Answer with a single number: how many lines in the listing below include "JSON"?

** BEGIN DATA LISTING **

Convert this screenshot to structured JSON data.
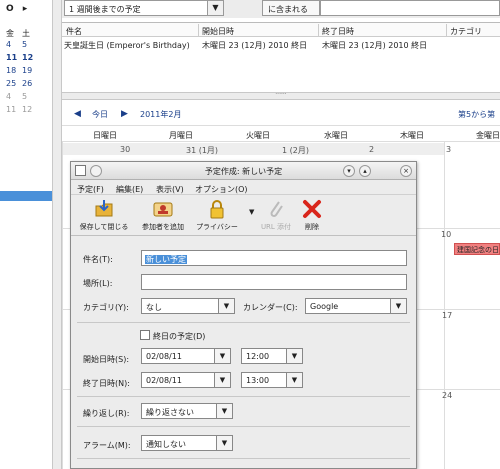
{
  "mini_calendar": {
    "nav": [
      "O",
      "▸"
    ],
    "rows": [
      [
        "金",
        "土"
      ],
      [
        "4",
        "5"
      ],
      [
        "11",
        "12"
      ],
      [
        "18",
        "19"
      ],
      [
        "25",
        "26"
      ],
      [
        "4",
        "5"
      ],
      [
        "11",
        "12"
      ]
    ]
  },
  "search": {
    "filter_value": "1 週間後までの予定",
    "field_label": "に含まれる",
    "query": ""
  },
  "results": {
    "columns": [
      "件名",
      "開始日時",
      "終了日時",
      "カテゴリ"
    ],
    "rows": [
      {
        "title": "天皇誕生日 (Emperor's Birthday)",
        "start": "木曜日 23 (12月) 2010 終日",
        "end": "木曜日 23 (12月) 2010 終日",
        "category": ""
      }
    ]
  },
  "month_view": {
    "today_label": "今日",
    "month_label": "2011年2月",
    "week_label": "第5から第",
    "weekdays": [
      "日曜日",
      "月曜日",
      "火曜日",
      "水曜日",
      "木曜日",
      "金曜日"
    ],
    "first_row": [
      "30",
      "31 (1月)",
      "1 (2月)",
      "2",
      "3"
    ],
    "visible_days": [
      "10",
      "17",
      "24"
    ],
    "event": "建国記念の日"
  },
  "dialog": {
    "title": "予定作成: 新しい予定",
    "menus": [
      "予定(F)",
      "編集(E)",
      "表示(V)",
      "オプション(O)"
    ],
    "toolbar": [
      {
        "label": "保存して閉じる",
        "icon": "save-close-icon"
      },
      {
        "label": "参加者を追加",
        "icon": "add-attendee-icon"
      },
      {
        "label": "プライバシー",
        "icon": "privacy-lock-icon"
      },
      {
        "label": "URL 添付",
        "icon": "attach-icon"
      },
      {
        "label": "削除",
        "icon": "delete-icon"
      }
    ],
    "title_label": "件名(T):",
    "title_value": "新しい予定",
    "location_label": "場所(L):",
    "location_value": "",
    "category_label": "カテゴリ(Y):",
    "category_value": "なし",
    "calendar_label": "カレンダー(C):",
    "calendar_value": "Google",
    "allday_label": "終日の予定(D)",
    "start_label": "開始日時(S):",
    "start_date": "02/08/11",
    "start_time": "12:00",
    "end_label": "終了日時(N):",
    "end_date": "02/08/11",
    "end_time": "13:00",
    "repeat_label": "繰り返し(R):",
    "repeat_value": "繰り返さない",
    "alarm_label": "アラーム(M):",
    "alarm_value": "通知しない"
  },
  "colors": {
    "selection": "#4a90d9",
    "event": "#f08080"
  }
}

** END DATA LISTING **
** BEGIN DATA LISTING **

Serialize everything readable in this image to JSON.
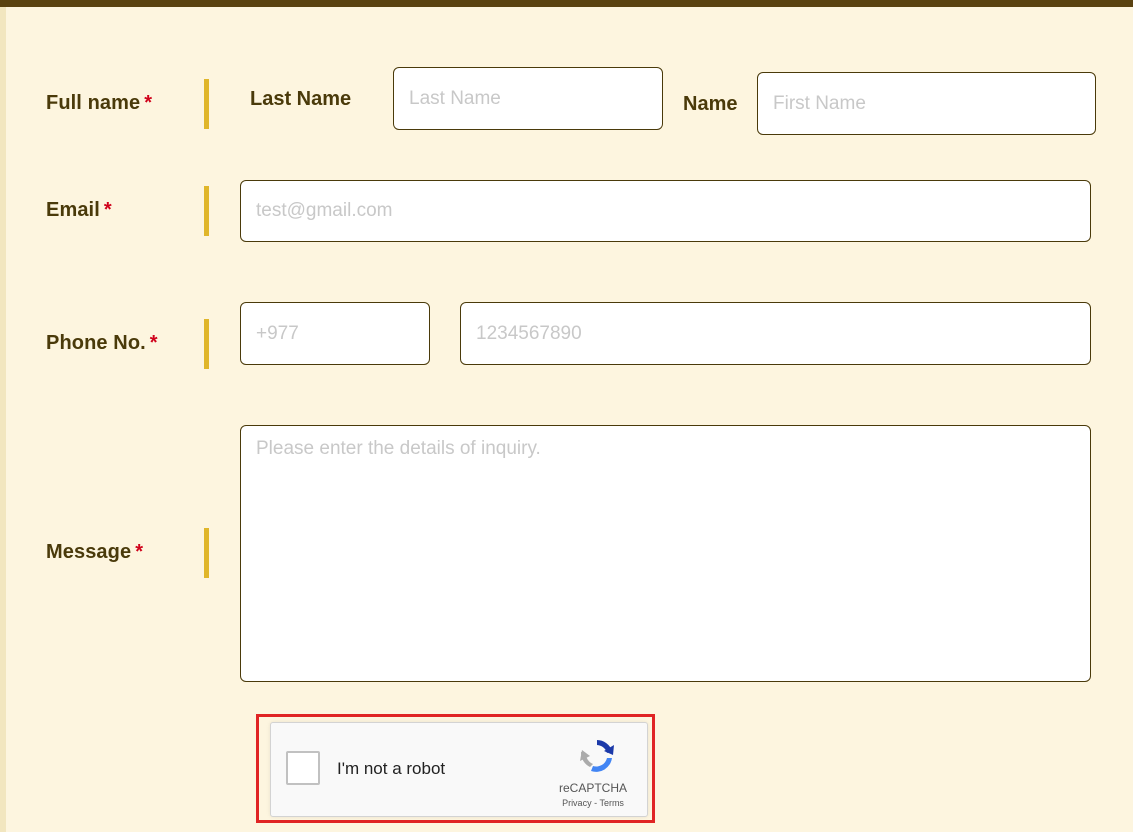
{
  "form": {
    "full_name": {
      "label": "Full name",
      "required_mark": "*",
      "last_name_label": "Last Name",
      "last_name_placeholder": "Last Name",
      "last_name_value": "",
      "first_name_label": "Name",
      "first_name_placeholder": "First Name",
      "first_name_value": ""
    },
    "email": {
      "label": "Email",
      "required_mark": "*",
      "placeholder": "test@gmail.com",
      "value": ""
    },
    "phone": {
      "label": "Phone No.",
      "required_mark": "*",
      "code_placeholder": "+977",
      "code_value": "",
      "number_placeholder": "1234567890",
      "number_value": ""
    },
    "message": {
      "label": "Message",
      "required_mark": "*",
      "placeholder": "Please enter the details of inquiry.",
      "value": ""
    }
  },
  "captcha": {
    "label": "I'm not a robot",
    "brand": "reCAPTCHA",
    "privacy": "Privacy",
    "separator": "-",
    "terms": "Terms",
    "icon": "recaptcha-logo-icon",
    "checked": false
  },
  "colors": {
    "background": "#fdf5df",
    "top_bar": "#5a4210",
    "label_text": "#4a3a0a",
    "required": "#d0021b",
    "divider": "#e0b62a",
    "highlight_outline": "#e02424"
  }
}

** END DATA LISTING **

## SOLUTION FOR THIS TASK
2